Give the data below again exactly as it stands. Omit the pictures.

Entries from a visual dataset
::::

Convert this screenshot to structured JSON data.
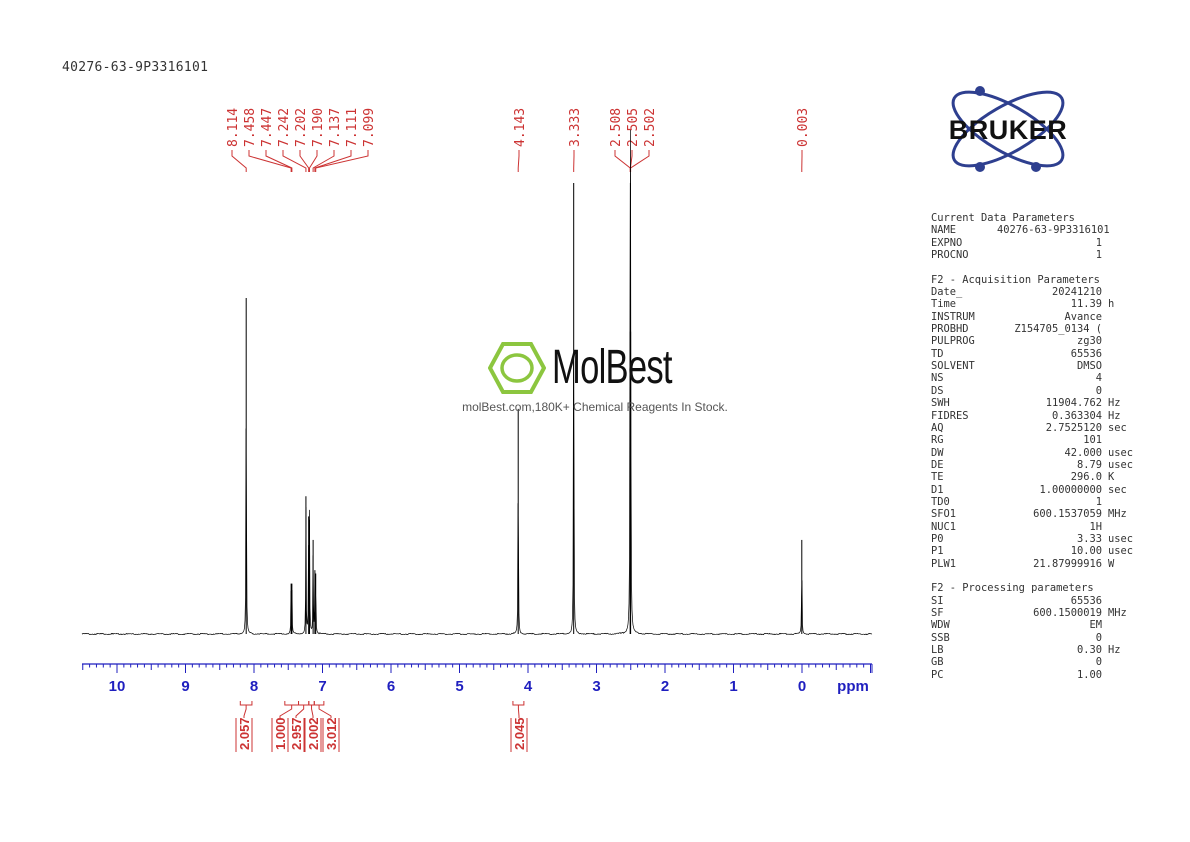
{
  "sample_id": "40276-63-9P3316101",
  "logo": {
    "text": "BRUKER",
    "brand_color": "#2e3f8f"
  },
  "watermark": {
    "name": "MolBest",
    "tagline": "molBest.com,180K+ Chemical Reagents In Stock.",
    "accent_color": "#8cc63f"
  },
  "chart_data": {
    "type": "line",
    "xlabel": "ppm",
    "xlim": [
      10.5,
      -1.0
    ],
    "x_reversed": true,
    "ticks": [
      "10",
      "9",
      "8",
      "7",
      "6",
      "5",
      "4",
      "3",
      "2",
      "1",
      "0"
    ],
    "peaks": [
      {
        "ppm": 8.114,
        "height": 1.0
      },
      {
        "ppm": 7.458,
        "height": 0.15
      },
      {
        "ppm": 7.447,
        "height": 0.15
      },
      {
        "ppm": 7.242,
        "height": 0.41
      },
      {
        "ppm": 7.202,
        "height": 0.35
      },
      {
        "ppm": 7.19,
        "height": 0.34
      },
      {
        "ppm": 7.137,
        "height": 0.28
      },
      {
        "ppm": 7.111,
        "height": 0.19
      },
      {
        "ppm": 7.099,
        "height": 0.18
      },
      {
        "ppm": 4.143,
        "height": 0.67
      },
      {
        "ppm": 3.333,
        "height": 1.35
      },
      {
        "ppm": 2.508,
        "height": 0.9
      },
      {
        "ppm": 2.505,
        "height": 1.35
      },
      {
        "ppm": 2.502,
        "height": 0.9
      },
      {
        "ppm": 0.003,
        "height": 0.28
      }
    ],
    "peak_labels": [
      "8.114",
      "7.458",
      "7.447",
      "7.242",
      "7.202",
      "7.190",
      "7.137",
      "7.111",
      "7.099",
      "4.143",
      "3.333",
      "2.508",
      "2.505",
      "2.502",
      "0.003"
    ],
    "integrals": [
      {
        "from": 8.2,
        "to": 8.03,
        "value": "2.057"
      },
      {
        "from": 7.55,
        "to": 7.35,
        "value": "1.000"
      },
      {
        "from": 7.35,
        "to": 7.2,
        "value": "2.957"
      },
      {
        "from": 7.2,
        "to": 7.12,
        "value": "2.002"
      },
      {
        "from": 7.12,
        "to": 6.98,
        "value": "3.012"
      },
      {
        "from": 4.22,
        "to": 4.06,
        "value": "2.045"
      }
    ],
    "colors": {
      "spectrum": "#000000",
      "annotation": "#cc3333",
      "axis": "#1f1fbf"
    }
  },
  "parameters": {
    "groups": [
      {
        "title": "Current Data Parameters",
        "rows": [
          {
            "name": "NAME",
            "value": "40276-63-9P3316101",
            "unit": ""
          },
          {
            "name": "EXPNO",
            "value": "1",
            "unit": ""
          },
          {
            "name": "PROCNO",
            "value": "1",
            "unit": ""
          }
        ]
      },
      {
        "title": "F2 - Acquisition Parameters",
        "rows": [
          {
            "name": "Date_",
            "value": "20241210",
            "unit": ""
          },
          {
            "name": "Time",
            "value": "11.39",
            "unit": "h"
          },
          {
            "name": "INSTRUM",
            "value": "Avance",
            "unit": ""
          },
          {
            "name": "PROBHD",
            "value": "Z154705_0134 (",
            "unit": ""
          },
          {
            "name": "PULPROG",
            "value": "zg30",
            "unit": ""
          },
          {
            "name": "TD",
            "value": "65536",
            "unit": ""
          },
          {
            "name": "SOLVENT",
            "value": "DMSO",
            "unit": ""
          },
          {
            "name": "NS",
            "value": "4",
            "unit": ""
          },
          {
            "name": "DS",
            "value": "0",
            "unit": ""
          },
          {
            "name": "SWH",
            "value": "11904.762",
            "unit": "Hz"
          },
          {
            "name": "FIDRES",
            "value": "0.363304",
            "unit": "Hz"
          },
          {
            "name": "AQ",
            "value": "2.7525120",
            "unit": "sec"
          },
          {
            "name": "RG",
            "value": "101",
            "unit": ""
          },
          {
            "name": "DW",
            "value": "42.000",
            "unit": "usec"
          },
          {
            "name": "DE",
            "value": "8.79",
            "unit": "usec"
          },
          {
            "name": "TE",
            "value": "296.0",
            "unit": "K"
          },
          {
            "name": "D1",
            "value": "1.00000000",
            "unit": "sec"
          },
          {
            "name": "TD0",
            "value": "1",
            "unit": ""
          },
          {
            "name": "SFO1",
            "value": "600.1537059",
            "unit": "MHz"
          },
          {
            "name": "NUC1",
            "value": "1H",
            "unit": ""
          },
          {
            "name": "P0",
            "value": "3.33",
            "unit": "usec"
          },
          {
            "name": "P1",
            "value": "10.00",
            "unit": "usec"
          },
          {
            "name": "PLW1",
            "value": "21.87999916",
            "unit": "W"
          }
        ]
      },
      {
        "title": "F2 - Processing parameters",
        "rows": [
          {
            "name": "SI",
            "value": "65536",
            "unit": ""
          },
          {
            "name": "SF",
            "value": "600.1500019",
            "unit": "MHz"
          },
          {
            "name": "WDW",
            "value": "EM",
            "unit": ""
          },
          {
            "name": "SSB",
            "value": "0",
            "unit": ""
          },
          {
            "name": "LB",
            "value": "0.30",
            "unit": "Hz"
          },
          {
            "name": "GB",
            "value": "0",
            "unit": ""
          },
          {
            "name": "PC",
            "value": "1.00",
            "unit": ""
          }
        ]
      }
    ]
  }
}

::::

▸ **WRITTEN REPLY**:
Convert this screenshot to structured JSON data.
{
  "sample_id": "40276-63-9P3316101",
  "logo": {
    "text": "BRUKER",
    "brand_color": "#2e3f8f"
  },
  "watermark": {
    "name": "MolBest",
    "tagline": "molBest.com,180K+ Chemical Reagents In Stock.",
    "accent_color": "#8cc63f"
  },
  "chart_data": {
    "type": "line",
    "xlabel": "ppm",
    "xlim": [
      10.5,
      -1.0
    ],
    "x_reversed": true,
    "ticks": [
      "10",
      "9",
      "8",
      "7",
      "6",
      "5",
      "4",
      "3",
      "2",
      "1",
      "0"
    ],
    "peaks": [
      {
        "ppm": 8.114,
        "height": 1.0
      },
      {
        "ppm": 7.458,
        "height": 0.15
      },
      {
        "ppm": 7.447,
        "height": 0.15
      },
      {
        "ppm": 7.242,
        "height": 0.41
      },
      {
        "ppm": 7.202,
        "height": 0.35
      },
      {
        "ppm": 7.19,
        "height": 0.34
      },
      {
        "ppm": 7.137,
        "height": 0.28
      },
      {
        "ppm": 7.111,
        "height": 0.19
      },
      {
        "ppm": 7.099,
        "height": 0.18
      },
      {
        "ppm": 4.143,
        "height": 0.67
      },
      {
        "ppm": 3.333,
        "height": 1.35
      },
      {
        "ppm": 2.508,
        "height": 0.9
      },
      {
        "ppm": 2.505,
        "height": 1.35
      },
      {
        "ppm": 2.502,
        "height": 0.9
      },
      {
        "ppm": 0.003,
        "height": 0.28
      }
    ],
    "peak_labels": [
      "8.114",
      "7.458",
      "7.447",
      "7.242",
      "7.202",
      "7.190",
      "7.137",
      "7.111",
      "7.099",
      "4.143",
      "3.333",
      "2.508",
      "2.505",
      "2.502",
      "0.003"
    ],
    "integrals": [
      {
        "from": 8.2,
        "to": 8.03,
        "value": "2.057"
      },
      {
        "from": 7.55,
        "to": 7.35,
        "value": "1.000"
      },
      {
        "from": 7.35,
        "to": 7.2,
        "value": "2.957"
      },
      {
        "from": 7.2,
        "to": 7.12,
        "value": "2.002"
      },
      {
        "from": 7.12,
        "to": 6.98,
        "value": "3.012"
      },
      {
        "from": 4.22,
        "to": 4.06,
        "value": "2.045"
      }
    ],
    "colors": {
      "spectrum": "#000000",
      "annotation": "#cc3333",
      "axis": "#1f1fbf"
    }
  },
  "parameters": {
    "groups": [
      {
        "title": "Current Data Parameters",
        "rows": [
          {
            "name": "NAME",
            "value": "40276-63-9P3316101",
            "unit": ""
          },
          {
            "name": "EXPNO",
            "value": "1",
            "unit": ""
          },
          {
            "name": "PROCNO",
            "value": "1",
            "unit": ""
          }
        ]
      },
      {
        "title": "F2 - Acquisition Parameters",
        "rows": [
          {
            "name": "Date_",
            "value": "20241210",
            "unit": ""
          },
          {
            "name": "Time",
            "value": "11.39",
            "unit": "h"
          },
          {
            "name": "INSTRUM",
            "value": "Avance",
            "unit": ""
          },
          {
            "name": "PROBHD",
            "value": "Z154705_0134 (",
            "unit": ""
          },
          {
            "name": "PULPROG",
            "value": "zg30",
            "unit": ""
          },
          {
            "name": "TD",
            "value": "65536",
            "unit": ""
          },
          {
            "name": "SOLVENT",
            "value": "DMSO",
            "unit": ""
          },
          {
            "name": "NS",
            "value": "4",
            "unit": ""
          },
          {
            "name": "DS",
            "value": "0",
            "unit": ""
          },
          {
            "name": "SWH",
            "value": "11904.762",
            "unit": "Hz"
          },
          {
            "name": "FIDRES",
            "value": "0.363304",
            "unit": "Hz"
          },
          {
            "name": "AQ",
            "value": "2.7525120",
            "unit": "sec"
          },
          {
            "name": "RG",
            "value": "101",
            "unit": ""
          },
          {
            "name": "DW",
            "value": "42.000",
            "unit": "usec"
          },
          {
            "name": "DE",
            "value": "8.79",
            "unit": "usec"
          },
          {
            "name": "TE",
            "value": "296.0",
            "unit": "K"
          },
          {
            "name": "D1",
            "value": "1.00000000",
            "unit": "sec"
          },
          {
            "name": "TD0",
            "value": "1",
            "unit": ""
          },
          {
            "name": "SFO1",
            "value": "600.1537059",
            "unit": "MHz"
          },
          {
            "name": "NUC1",
            "value": "1H",
            "unit": ""
          },
          {
            "name": "P0",
            "value": "3.33",
            "unit": "usec"
          },
          {
            "name": "P1",
            "value": "10.00",
            "unit": "usec"
          },
          {
            "name": "PLW1",
            "value": "21.87999916",
            "unit": "W"
          }
        ]
      },
      {
        "title": "F2 - Processing parameters",
        "rows": [
          {
            "name": "SI",
            "value": "65536",
            "unit": ""
          },
          {
            "name": "SF",
            "value": "600.1500019",
            "unit": "MHz"
          },
          {
            "name": "WDW",
            "value": "EM",
            "unit": ""
          },
          {
            "name": "SSB",
            "value": "0",
            "unit": ""
          },
          {
            "name": "LB",
            "value": "0.30",
            "unit": "Hz"
          },
          {
            "name": "GB",
            "value": "0",
            "unit": ""
          },
          {
            "name": "PC",
            "value": "1.00",
            "unit": ""
          }
        ]
      }
    ]
  }
}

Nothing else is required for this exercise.